- SOURCE DATA:
•••
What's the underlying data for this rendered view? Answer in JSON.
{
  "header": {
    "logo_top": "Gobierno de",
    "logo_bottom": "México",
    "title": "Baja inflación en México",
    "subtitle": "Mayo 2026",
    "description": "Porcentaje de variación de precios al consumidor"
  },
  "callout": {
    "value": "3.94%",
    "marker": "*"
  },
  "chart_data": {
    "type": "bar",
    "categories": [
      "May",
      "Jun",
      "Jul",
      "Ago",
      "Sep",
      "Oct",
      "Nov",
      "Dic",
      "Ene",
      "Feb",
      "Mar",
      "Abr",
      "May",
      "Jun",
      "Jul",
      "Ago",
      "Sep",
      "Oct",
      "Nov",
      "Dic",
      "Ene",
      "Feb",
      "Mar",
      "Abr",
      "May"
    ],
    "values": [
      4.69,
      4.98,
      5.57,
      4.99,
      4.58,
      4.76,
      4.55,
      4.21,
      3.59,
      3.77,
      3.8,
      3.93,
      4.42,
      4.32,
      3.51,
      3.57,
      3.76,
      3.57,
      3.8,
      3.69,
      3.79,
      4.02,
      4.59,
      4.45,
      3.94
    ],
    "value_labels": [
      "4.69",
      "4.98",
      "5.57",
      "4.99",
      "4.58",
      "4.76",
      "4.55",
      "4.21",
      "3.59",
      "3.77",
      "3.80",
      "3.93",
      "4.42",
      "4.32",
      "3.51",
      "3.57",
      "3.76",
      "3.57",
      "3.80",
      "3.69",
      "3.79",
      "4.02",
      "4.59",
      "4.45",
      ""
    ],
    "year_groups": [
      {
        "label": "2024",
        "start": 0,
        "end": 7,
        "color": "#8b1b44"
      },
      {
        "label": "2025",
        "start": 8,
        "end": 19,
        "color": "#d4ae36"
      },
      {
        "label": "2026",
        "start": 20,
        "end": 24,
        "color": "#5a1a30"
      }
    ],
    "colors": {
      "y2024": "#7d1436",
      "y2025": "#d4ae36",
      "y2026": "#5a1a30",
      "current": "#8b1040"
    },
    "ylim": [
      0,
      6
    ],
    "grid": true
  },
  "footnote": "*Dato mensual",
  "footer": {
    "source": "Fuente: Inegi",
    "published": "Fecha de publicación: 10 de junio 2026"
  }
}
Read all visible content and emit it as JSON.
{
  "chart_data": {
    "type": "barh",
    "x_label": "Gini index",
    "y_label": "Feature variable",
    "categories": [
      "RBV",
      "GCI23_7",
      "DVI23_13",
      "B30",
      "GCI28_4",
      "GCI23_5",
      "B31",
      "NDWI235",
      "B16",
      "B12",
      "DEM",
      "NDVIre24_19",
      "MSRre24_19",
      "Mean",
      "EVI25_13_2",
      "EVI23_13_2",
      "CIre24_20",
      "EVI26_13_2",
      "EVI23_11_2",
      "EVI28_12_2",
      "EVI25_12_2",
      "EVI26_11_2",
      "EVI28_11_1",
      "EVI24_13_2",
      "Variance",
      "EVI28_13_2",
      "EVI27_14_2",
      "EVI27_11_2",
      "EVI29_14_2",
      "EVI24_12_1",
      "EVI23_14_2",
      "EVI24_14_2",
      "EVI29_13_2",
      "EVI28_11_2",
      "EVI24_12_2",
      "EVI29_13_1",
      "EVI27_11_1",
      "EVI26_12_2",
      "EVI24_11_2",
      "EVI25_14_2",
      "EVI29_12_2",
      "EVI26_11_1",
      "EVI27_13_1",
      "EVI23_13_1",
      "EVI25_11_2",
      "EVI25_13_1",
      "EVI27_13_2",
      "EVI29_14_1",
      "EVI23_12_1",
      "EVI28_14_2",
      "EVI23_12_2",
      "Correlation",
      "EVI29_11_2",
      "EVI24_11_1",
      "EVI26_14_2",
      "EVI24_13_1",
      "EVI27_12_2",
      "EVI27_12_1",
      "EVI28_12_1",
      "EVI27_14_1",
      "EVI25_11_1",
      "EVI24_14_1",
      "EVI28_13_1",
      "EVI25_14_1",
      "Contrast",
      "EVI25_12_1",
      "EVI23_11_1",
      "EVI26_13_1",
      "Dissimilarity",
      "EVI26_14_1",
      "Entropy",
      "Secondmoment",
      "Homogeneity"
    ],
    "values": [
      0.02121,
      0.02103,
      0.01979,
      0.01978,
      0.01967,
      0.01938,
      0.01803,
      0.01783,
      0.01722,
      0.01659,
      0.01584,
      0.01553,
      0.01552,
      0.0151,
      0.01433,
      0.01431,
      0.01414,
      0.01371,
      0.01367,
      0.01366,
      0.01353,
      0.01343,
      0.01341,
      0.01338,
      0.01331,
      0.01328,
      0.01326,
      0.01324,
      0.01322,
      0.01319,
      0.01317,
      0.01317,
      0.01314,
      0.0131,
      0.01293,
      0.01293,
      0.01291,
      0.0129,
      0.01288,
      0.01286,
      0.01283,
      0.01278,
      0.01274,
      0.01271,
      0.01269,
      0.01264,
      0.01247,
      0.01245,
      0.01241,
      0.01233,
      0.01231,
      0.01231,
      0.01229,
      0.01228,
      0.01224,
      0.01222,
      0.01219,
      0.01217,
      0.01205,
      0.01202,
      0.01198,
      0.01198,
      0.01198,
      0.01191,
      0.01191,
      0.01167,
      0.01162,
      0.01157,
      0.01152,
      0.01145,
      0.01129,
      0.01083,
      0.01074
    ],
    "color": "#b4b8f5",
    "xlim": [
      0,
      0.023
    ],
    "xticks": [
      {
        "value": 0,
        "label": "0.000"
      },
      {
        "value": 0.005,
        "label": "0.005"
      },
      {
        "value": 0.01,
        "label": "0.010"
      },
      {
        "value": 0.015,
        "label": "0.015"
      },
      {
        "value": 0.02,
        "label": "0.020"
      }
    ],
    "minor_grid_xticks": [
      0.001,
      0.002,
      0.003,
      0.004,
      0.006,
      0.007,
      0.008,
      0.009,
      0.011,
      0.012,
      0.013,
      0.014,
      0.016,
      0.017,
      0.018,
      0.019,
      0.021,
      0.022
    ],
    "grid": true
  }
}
•••
- WHAT THE TASK REQUIRES:
Extract the full listing and reproduce each line exactly.

- TASK ANSWER:
What's the underlying data for this rendered view? Answer in JSON.
{
  "header": {
    "logo_top": "Gobierno de",
    "logo_bottom": "México",
    "title": "Baja inflación en México",
    "subtitle": "Mayo 2026",
    "description": "Porcentaje de variación de precios al consumidor"
  },
  "callout": {
    "value": "3.94%",
    "marker": "*"
  },
  "chart_data": {
    "type": "bar",
    "categories": [
      "May",
      "Jun",
      "Jul",
      "Ago",
      "Sep",
      "Oct",
      "Nov",
      "Dic",
      "Ene",
      "Feb",
      "Mar",
      "Abr",
      "May",
      "Jun",
      "Jul",
      "Ago",
      "Sep",
      "Oct",
      "Nov",
      "Dic",
      "Ene",
      "Feb",
      "Mar",
      "Abr",
      "May"
    ],
    "values": [
      4.69,
      4.98,
      5.57,
      4.99,
      4.58,
      4.76,
      4.55,
      4.21,
      3.59,
      3.77,
      3.8,
      3.93,
      4.42,
      4.32,
      3.51,
      3.57,
      3.76,
      3.57,
      3.8,
      3.69,
      3.79,
      4.02,
      4.59,
      4.45,
      3.94
    ],
    "value_labels": [
      "4.69",
      "4.98",
      "5.57",
      "4.99",
      "4.58",
      "4.76",
      "4.55",
      "4.21",
      "3.59",
      "3.77",
      "3.80",
      "3.93",
      "4.42",
      "4.32",
      "3.51",
      "3.57",
      "3.76",
      "3.57",
      "3.80",
      "3.69",
      "3.79",
      "4.02",
      "4.59",
      "4.45",
      ""
    ],
    "year_groups": [
      {
        "label": "2024",
        "start": 0,
        "end": 7,
        "color": "#8b1b44"
      },
      {
        "label": "2025",
        "start": 8,
        "end": 19,
        "color": "#d4ae36"
      },
      {
        "label": "2026",
        "start": 20,
        "end": 24,
        "color": "#5a1a30"
      }
    ],
    "colors": {
      "y2024": "#7d1436",
      "y2025": "#d4ae36",
      "y2026": "#5a1a30",
      "current": "#8b1040"
    },
    "ylim": [
      0,
      6
    ],
    "grid": true
  },
  "footnote": "*Dato mensual",
  "footer": {
    "source": "Fuente: Inegi",
    "published": "Fecha de publicación: 10 de junio 2026"
  }
}
Read all visible content and emit it as JSON.
{
  "chart_data": {
    "type": "barh",
    "x_label": "Gini index",
    "y_label": "Feature variable",
    "categories": [
      "RBV",
      "GCI23_7",
      "DVI23_13",
      "B30",
      "GCI28_4",
      "GCI23_5",
      "B31",
      "NDWI235",
      "B16",
      "B12",
      "DEM",
      "NDVIre24_19",
      "MSRre24_19",
      "Mean",
      "EVI25_13_2",
      "EVI23_13_2",
      "CIre24_20",
      "EVI26_13_2",
      "EVI23_11_2",
      "EVI28_12_2",
      "EVI25_12_2",
      "EVI26_11_2",
      "EVI28_11_1",
      "EVI24_13_2",
      "Variance",
      "EVI28_13_2",
      "EVI27_14_2",
      "EVI27_11_2",
      "EVI29_14_2",
      "EVI24_12_1",
      "EVI23_14_2",
      "EVI24_14_2",
      "EVI29_13_2",
      "EVI28_11_2",
      "EVI24_12_2",
      "EVI29_13_1",
      "EVI27_11_1",
      "EVI26_12_2",
      "EVI24_11_2",
      "EVI25_14_2",
      "EVI29_12_2",
      "EVI26_11_1",
      "EVI27_13_1",
      "EVI23_13_1",
      "EVI25_11_2",
      "EVI25_13_1",
      "EVI27_13_2",
      "EVI29_14_1",
      "EVI23_12_1",
      "EVI28_14_2",
      "EVI23_12_2",
      "Correlation",
      "EVI29_11_2",
      "EVI24_11_1",
      "EVI26_14_2",
      "EVI24_13_1",
      "EVI27_12_2",
      "EVI27_12_1",
      "EVI28_12_1",
      "EVI27_14_1",
      "EVI25_11_1",
      "EVI24_14_1",
      "EVI28_13_1",
      "EVI25_14_1",
      "Contrast",
      "EVI25_12_1",
      "EVI23_11_1",
      "EVI26_13_1",
      "Dissimilarity",
      "EVI26_14_1",
      "Entropy",
      "Secondmoment",
      "Homogeneity"
    ],
    "values": [
      0.02121,
      0.02103,
      0.01979,
      0.01978,
      0.01967,
      0.01938,
      0.01803,
      0.01783,
      0.01722,
      0.01659,
      0.01584,
      0.01553,
      0.01552,
      0.0151,
      0.01433,
      0.01431,
      0.01414,
      0.01371,
      0.01367,
      0.01366,
      0.01353,
      0.01343,
      0.01341,
      0.01338,
      0.01331,
      0.01328,
      0.01326,
      0.01324,
      0.01322,
      0.01319,
      0.01317,
      0.01317,
      0.01314,
      0.0131,
      0.01293,
      0.01293,
      0.01291,
      0.0129,
      0.01288,
      0.01286,
      0.01283,
      0.01278,
      0.01274,
      0.01271,
      0.01269,
      0.01264,
      0.01247,
      0.01245,
      0.01241,
      0.01233,
      0.01231,
      0.01231,
      0.01229,
      0.01228,
      0.01224,
      0.01222,
      0.01219,
      0.01217,
      0.01205,
      0.01202,
      0.01198,
      0.01198,
      0.01198,
      0.01191,
      0.01191,
      0.01167,
      0.01162,
      0.01157,
      0.01152,
      0.01145,
      0.01129,
      0.01083,
      0.01074
    ],
    "color": "#b4b8f5",
    "xlim": [
      0,
      0.023
    ],
    "xticks": [
      {
        "value": 0,
        "label": "0.000"
      },
      {
        "value": 0.005,
        "label": "0.005"
      },
      {
        "value": 0.01,
        "label": "0.010"
      },
      {
        "value": 0.015,
        "label": "0.015"
      },
      {
        "value": 0.02,
        "label": "0.020"
      }
    ],
    "minor_grid_xticks": [
      0.001,
      0.002,
      0.003,
      0.004,
      0.006,
      0.007,
      0.008,
      0.009,
      0.011,
      0.012,
      0.013,
      0.014,
      0.016,
      0.017,
      0.018,
      0.019,
      0.021,
      0.022
    ],
    "grid": true
  }
}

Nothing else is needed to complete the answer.